Copy the records below exactly, leaving out every picture.

=-=-=-=-=

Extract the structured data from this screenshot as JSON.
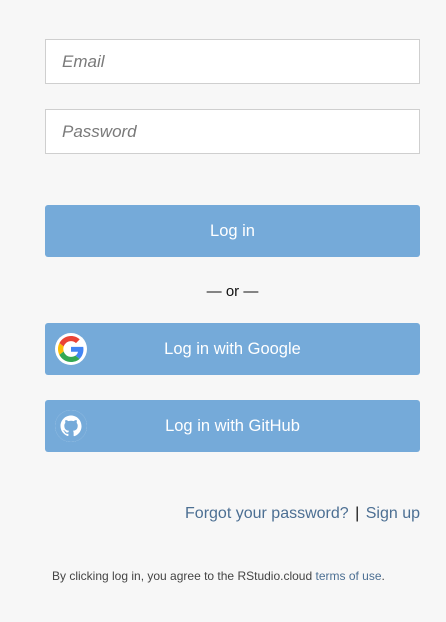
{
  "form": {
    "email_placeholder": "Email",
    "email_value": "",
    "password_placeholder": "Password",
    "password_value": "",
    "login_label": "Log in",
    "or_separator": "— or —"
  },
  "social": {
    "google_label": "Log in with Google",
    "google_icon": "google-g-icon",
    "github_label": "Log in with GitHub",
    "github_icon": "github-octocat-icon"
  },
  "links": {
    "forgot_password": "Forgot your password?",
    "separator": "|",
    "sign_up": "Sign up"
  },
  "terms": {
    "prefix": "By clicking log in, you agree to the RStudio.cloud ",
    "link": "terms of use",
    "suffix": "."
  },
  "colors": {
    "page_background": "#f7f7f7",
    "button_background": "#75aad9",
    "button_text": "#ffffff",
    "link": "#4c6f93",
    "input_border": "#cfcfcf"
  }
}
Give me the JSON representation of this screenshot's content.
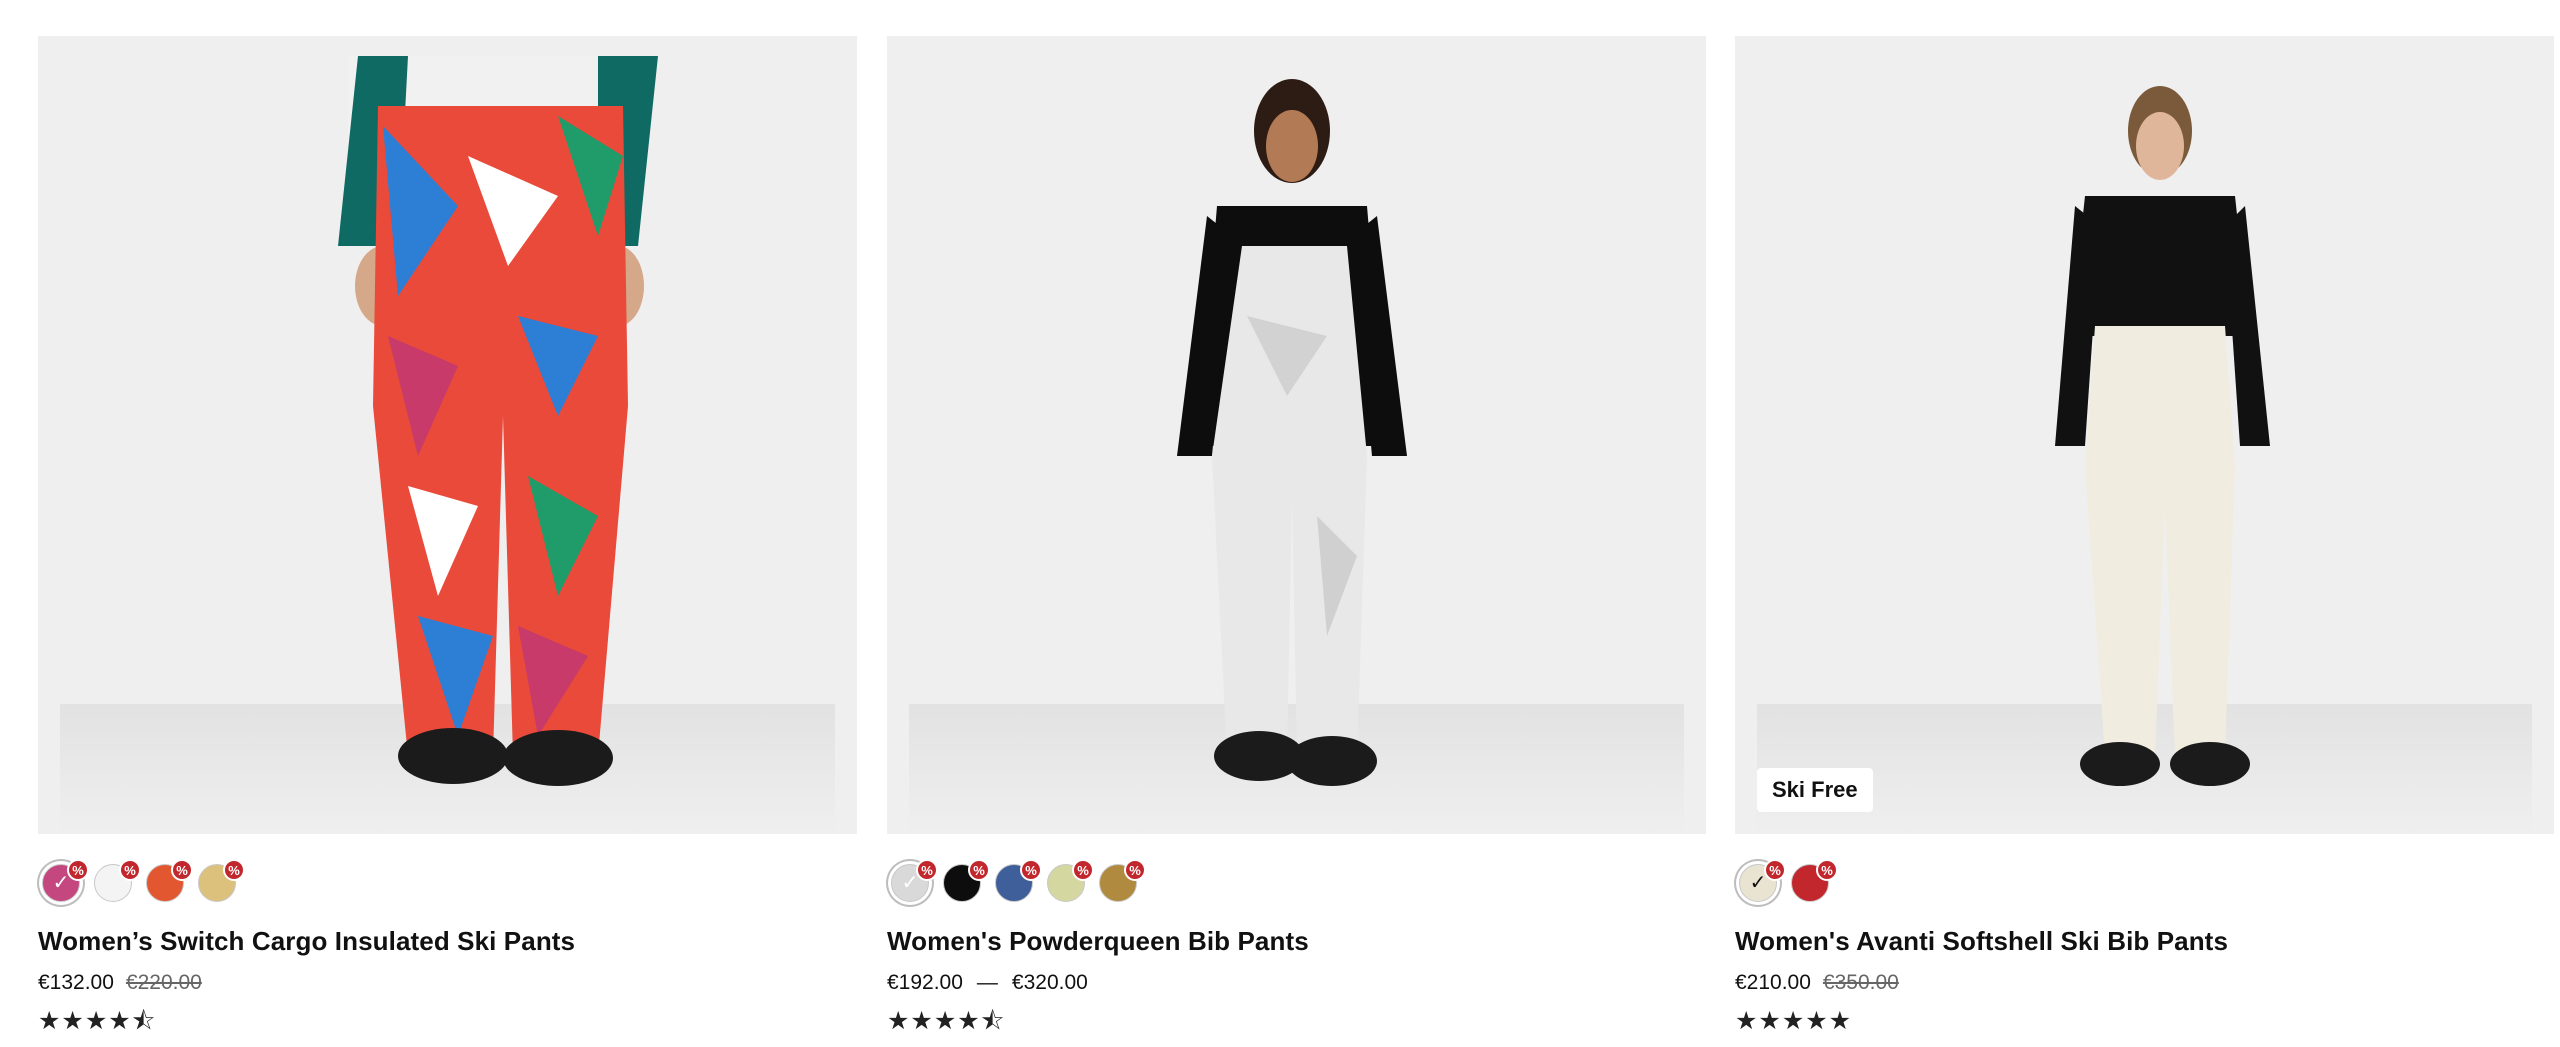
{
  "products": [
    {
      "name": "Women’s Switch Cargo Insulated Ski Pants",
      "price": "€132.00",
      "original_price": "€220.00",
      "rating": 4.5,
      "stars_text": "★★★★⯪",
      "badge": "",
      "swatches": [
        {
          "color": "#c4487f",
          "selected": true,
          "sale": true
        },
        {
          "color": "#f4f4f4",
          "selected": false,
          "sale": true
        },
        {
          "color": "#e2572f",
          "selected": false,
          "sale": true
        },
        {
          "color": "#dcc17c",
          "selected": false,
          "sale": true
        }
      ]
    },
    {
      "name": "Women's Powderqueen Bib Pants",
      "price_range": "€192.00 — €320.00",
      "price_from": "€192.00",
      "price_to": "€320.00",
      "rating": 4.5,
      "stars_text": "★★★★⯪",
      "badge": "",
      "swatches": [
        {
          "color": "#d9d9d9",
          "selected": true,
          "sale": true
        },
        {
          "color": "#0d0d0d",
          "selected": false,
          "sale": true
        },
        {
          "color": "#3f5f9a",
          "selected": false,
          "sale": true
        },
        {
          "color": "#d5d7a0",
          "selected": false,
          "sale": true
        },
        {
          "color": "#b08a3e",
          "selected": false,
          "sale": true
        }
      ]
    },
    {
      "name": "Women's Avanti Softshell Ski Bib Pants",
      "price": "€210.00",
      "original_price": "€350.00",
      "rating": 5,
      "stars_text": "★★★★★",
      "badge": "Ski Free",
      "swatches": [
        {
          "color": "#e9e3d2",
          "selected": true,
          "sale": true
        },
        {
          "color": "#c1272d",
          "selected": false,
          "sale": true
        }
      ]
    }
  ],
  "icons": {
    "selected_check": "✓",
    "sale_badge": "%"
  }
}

=-=-=-=-=

■ **CORRECT RESPONSE**
Extract the structured data from this screenshot as JSON.
{
  "form": {
    "email_placeholder": "Email",
    "email_value": "",
    "password_placeholder": "Password",
    "password_value": "",
    "login_label": "Log in",
    "or_separator": "— or —"
  },
  "social": {
    "google_label": "Log in with Google",
    "google_icon": "google-g-icon",
    "github_label": "Log in with GitHub",
    "github_icon": "github-octocat-icon"
  },
  "links": {
    "forgot_password": "Forgot your password?",
    "separator": "|",
    "sign_up": "Sign up"
  },
  "terms": {
    "prefix": "By clicking log in, you agree to the RStudio.cloud ",
    "link": "terms of use",
    "suffix": "."
  },
  "colors": {
    "page_background": "#f7f7f7",
    "button_background": "#75aad9",
    "button_text": "#ffffff",
    "link": "#4c6f93",
    "input_border": "#cfcfcf"
  }
}
Give me the JSON representation of this screenshot's content.
{
  "products": [
    {
      "name": "Women’s Switch Cargo Insulated Ski Pants",
      "price": "€132.00",
      "original_price": "€220.00",
      "rating": 4.5,
      "stars_text": "★★★★⯪",
      "badge": "",
      "swatches": [
        {
          "color": "#c4487f",
          "selected": true,
          "sale": true
        },
        {
          "color": "#f4f4f4",
          "selected": false,
          "sale": true
        },
        {
          "color": "#e2572f",
          "selected": false,
          "sale": true
        },
        {
          "color": "#dcc17c",
          "selected": false,
          "sale": true
        }
      ]
    },
    {
      "name": "Women's Powderqueen Bib Pants",
      "price_range": "€192.00 — €320.00",
      "price_from": "€192.00",
      "price_to": "€320.00",
      "rating": 4.5,
      "stars_text": "★★★★⯪",
      "badge": "",
      "swatches": [
        {
          "color": "#d9d9d9",
          "selected": true,
          "sale": true
        },
        {
          "color": "#0d0d0d",
          "selected": false,
          "sale": true
        },
        {
          "color": "#3f5f9a",
          "selected": false,
          "sale": true
        },
        {
          "color": "#d5d7a0",
          "selected": false,
          "sale": true
        },
        {
          "color": "#b08a3e",
          "selected": false,
          "sale": true
        }
      ]
    },
    {
      "name": "Women's Avanti Softshell Ski Bib Pants",
      "price": "€210.00",
      "original_price": "€350.00",
      "rating": 5,
      "stars_text": "★★★★★",
      "badge": "Ski Free",
      "swatches": [
        {
          "color": "#e9e3d2",
          "selected": true,
          "sale": true
        },
        {
          "color": "#c1272d",
          "selected": false,
          "sale": true
        }
      ]
    }
  ],
  "icons": {
    "selected_check": "✓",
    "sale_badge": "%"
  }
}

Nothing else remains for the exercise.